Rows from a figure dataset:
****************
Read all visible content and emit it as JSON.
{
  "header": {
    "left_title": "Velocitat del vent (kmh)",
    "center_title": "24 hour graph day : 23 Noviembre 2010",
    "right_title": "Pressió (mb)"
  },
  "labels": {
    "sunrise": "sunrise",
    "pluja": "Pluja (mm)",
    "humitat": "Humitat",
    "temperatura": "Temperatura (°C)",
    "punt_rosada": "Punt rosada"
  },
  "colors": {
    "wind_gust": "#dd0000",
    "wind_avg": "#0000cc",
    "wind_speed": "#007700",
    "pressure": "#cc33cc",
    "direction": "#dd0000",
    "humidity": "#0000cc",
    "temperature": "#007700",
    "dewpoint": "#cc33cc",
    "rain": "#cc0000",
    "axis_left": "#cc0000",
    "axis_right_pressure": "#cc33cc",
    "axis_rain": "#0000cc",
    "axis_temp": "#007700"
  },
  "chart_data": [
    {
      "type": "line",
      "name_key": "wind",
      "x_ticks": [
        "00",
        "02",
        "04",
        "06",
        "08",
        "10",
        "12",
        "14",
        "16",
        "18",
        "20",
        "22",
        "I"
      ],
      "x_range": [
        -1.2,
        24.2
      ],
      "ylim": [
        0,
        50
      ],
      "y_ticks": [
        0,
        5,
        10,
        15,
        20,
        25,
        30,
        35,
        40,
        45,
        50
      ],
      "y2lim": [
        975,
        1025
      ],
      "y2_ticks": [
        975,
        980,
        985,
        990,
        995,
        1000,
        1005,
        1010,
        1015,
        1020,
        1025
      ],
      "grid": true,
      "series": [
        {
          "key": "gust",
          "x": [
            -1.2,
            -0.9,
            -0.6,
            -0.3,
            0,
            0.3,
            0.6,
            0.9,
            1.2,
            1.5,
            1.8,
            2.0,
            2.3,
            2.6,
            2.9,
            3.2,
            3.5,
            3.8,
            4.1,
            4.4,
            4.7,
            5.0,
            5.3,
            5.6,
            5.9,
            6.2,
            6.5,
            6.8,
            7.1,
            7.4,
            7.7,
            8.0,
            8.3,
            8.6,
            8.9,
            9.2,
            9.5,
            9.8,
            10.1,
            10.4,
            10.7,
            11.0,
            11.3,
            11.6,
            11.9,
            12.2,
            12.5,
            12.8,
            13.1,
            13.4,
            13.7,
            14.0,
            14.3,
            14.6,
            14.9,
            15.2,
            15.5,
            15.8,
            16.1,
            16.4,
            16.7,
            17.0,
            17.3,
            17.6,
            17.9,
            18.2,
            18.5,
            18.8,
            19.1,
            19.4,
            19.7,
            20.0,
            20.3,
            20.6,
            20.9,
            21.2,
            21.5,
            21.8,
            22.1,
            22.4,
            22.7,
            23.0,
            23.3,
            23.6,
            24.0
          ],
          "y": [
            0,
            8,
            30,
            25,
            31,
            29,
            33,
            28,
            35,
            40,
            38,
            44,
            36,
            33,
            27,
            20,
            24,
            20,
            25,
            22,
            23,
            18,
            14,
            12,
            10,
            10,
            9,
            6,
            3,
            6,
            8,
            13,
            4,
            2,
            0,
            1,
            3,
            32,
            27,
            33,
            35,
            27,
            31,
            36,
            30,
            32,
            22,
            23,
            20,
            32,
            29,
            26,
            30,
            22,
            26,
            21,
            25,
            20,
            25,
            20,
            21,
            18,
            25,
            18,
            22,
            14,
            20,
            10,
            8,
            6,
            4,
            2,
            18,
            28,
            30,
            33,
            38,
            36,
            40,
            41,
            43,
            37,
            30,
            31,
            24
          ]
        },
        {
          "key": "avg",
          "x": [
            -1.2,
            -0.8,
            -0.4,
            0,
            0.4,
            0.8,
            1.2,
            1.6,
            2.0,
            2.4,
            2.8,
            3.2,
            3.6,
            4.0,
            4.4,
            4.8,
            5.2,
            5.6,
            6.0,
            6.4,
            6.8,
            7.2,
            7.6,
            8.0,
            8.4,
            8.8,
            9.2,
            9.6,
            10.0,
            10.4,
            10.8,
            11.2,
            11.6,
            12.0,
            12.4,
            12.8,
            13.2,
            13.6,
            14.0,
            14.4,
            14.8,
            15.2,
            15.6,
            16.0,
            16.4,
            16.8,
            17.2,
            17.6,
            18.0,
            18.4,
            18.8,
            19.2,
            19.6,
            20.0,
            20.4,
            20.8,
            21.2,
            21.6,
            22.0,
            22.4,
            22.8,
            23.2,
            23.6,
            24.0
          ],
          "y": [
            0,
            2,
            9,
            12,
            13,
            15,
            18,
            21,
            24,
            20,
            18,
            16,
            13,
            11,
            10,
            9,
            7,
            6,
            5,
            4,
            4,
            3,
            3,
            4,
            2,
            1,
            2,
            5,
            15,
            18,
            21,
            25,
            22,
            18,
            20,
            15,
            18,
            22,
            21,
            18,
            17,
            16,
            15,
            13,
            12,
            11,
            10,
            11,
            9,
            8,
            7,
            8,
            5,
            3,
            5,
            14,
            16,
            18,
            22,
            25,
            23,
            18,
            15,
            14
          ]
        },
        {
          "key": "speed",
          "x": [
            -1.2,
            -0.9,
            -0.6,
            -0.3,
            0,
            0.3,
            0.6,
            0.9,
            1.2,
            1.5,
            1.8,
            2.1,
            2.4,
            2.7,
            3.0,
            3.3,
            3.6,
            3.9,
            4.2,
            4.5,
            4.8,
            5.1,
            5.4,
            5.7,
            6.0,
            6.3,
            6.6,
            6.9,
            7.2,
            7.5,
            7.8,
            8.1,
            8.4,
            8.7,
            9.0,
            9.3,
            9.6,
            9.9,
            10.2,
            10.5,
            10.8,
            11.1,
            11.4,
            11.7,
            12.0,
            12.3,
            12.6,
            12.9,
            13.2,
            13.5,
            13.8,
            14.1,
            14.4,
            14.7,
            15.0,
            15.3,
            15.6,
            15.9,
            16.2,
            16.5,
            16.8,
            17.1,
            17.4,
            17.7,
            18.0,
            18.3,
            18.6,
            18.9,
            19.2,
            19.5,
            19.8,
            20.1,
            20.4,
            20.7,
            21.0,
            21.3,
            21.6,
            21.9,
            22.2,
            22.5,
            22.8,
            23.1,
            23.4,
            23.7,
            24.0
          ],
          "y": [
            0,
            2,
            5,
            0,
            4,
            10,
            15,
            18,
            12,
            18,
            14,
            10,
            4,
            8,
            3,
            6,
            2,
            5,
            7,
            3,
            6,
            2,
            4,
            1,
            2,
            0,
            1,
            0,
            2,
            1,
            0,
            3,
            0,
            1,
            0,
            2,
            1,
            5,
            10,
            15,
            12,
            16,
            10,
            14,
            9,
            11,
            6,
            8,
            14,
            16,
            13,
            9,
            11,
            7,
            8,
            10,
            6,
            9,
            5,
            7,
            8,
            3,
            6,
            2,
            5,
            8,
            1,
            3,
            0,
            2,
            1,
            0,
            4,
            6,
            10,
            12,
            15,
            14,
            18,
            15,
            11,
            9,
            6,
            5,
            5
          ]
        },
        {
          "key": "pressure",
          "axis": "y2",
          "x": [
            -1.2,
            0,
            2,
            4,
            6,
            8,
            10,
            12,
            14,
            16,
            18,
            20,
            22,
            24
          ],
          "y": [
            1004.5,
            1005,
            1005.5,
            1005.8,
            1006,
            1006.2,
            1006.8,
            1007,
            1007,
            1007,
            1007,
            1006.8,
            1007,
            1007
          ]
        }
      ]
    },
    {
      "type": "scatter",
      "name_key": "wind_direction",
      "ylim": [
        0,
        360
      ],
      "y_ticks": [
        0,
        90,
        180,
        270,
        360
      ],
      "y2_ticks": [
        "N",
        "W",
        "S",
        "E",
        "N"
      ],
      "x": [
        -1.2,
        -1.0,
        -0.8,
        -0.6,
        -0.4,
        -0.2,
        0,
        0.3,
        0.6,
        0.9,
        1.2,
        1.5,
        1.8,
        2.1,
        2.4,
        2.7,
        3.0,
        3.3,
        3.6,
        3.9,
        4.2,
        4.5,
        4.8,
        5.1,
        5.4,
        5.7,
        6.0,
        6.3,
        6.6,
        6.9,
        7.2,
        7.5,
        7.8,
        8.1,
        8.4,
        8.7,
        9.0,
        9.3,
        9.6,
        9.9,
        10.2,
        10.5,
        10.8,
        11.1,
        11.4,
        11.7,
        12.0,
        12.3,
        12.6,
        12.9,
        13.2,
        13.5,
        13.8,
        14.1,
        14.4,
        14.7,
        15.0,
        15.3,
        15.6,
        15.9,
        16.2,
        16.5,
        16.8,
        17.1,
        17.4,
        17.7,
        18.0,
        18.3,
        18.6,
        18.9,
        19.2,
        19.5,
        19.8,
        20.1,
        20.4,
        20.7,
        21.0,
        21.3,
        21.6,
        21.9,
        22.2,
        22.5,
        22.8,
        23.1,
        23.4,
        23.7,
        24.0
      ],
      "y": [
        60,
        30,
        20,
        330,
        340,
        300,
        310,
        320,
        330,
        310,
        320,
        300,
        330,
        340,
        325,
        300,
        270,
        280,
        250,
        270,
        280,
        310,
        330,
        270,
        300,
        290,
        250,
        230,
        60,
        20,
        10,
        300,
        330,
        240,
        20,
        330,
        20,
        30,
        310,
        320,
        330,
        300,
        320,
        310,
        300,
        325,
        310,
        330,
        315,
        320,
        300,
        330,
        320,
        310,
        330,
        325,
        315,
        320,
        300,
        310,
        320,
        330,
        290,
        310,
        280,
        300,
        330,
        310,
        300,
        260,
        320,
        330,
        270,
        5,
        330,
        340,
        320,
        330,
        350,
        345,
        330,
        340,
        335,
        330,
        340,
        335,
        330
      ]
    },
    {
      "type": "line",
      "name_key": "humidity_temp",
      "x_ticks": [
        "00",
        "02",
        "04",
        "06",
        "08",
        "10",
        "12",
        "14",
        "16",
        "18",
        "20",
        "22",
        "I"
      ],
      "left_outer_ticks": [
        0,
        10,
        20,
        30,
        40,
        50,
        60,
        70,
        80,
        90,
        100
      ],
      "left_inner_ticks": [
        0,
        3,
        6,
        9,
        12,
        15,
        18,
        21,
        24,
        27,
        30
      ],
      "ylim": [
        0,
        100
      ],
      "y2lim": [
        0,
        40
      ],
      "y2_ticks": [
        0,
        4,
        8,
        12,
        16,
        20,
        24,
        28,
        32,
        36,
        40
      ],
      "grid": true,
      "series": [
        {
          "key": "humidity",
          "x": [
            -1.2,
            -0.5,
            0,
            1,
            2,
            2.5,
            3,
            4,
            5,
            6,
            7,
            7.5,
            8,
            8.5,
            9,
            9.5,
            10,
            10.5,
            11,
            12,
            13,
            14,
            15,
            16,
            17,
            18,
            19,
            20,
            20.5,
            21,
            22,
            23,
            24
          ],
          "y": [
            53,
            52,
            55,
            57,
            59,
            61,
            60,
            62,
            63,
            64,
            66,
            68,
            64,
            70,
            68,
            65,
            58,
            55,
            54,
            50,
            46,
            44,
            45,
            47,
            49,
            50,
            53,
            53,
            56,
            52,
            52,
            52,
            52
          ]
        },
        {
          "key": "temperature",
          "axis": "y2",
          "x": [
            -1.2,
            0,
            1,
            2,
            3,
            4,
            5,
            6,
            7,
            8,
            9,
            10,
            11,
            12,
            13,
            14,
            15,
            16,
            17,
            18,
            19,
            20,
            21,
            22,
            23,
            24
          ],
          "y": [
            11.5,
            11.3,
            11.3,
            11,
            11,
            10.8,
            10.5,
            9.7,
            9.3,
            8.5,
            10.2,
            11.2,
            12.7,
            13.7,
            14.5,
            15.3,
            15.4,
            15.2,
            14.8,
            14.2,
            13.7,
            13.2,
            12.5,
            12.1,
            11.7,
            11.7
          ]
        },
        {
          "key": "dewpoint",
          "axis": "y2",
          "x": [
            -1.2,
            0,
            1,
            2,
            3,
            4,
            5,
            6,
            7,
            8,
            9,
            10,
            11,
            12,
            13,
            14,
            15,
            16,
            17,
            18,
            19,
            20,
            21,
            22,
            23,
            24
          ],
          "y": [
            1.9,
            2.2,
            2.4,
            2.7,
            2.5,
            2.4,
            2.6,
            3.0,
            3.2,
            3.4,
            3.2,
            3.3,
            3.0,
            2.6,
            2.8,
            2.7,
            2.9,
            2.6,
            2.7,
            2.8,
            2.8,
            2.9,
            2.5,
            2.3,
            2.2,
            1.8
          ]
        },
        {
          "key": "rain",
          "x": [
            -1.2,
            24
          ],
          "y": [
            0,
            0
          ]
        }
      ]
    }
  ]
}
****************
**Written problem:**
Working from the material above, state how many lines contain "temperature"; give only the number.

**Response:**
2